• **TASK BRIEF**
Take the listing and print it in full, exactly as given.

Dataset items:
++++++++++++++++++++

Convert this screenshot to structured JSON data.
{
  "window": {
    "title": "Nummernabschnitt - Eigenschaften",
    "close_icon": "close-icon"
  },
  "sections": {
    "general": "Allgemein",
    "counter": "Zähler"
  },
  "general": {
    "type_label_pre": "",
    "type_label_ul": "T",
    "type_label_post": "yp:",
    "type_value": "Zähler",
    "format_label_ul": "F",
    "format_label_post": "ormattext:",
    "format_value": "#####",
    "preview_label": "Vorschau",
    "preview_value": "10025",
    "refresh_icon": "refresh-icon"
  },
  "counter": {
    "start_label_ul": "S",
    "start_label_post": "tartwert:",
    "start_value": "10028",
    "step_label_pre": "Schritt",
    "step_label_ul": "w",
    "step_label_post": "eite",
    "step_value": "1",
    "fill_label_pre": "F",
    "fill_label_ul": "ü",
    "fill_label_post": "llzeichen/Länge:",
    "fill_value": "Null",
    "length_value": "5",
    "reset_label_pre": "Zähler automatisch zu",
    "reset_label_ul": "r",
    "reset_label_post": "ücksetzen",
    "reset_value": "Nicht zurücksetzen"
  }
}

++++++++++++++++++++

• **OUTPUT**
Convert this screenshot to structured JSON data.
{
  "window": {
    "title": "Nummernabschnitt - Eigenschaften",
    "close_icon": "close-icon"
  },
  "sections": {
    "general": "Allgemein",
    "counter": "Zähler"
  },
  "general": {
    "type_label_pre": "",
    "type_label_ul": "T",
    "type_label_post": "yp:",
    "type_value": "Zähler",
    "format_label_ul": "F",
    "format_label_post": "ormattext:",
    "format_value": "#####",
    "preview_label": "Vorschau",
    "preview_value": "10025",
    "refresh_icon": "refresh-icon"
  },
  "counter": {
    "start_label_ul": "S",
    "start_label_post": "tartwert:",
    "start_value": "10028",
    "step_label_pre": "Schritt",
    "step_label_ul": "w",
    "step_label_post": "eite",
    "step_value": "1",
    "fill_label_pre": "F",
    "fill_label_ul": "ü",
    "fill_label_post": "llzeichen/Länge:",
    "fill_value": "Null",
    "length_value": "5",
    "reset_label_pre": "Zähler automatisch zu",
    "reset_label_ul": "r",
    "reset_label_post": "ücksetzen",
    "reset_value": "Nicht zurücksetzen"
  }
}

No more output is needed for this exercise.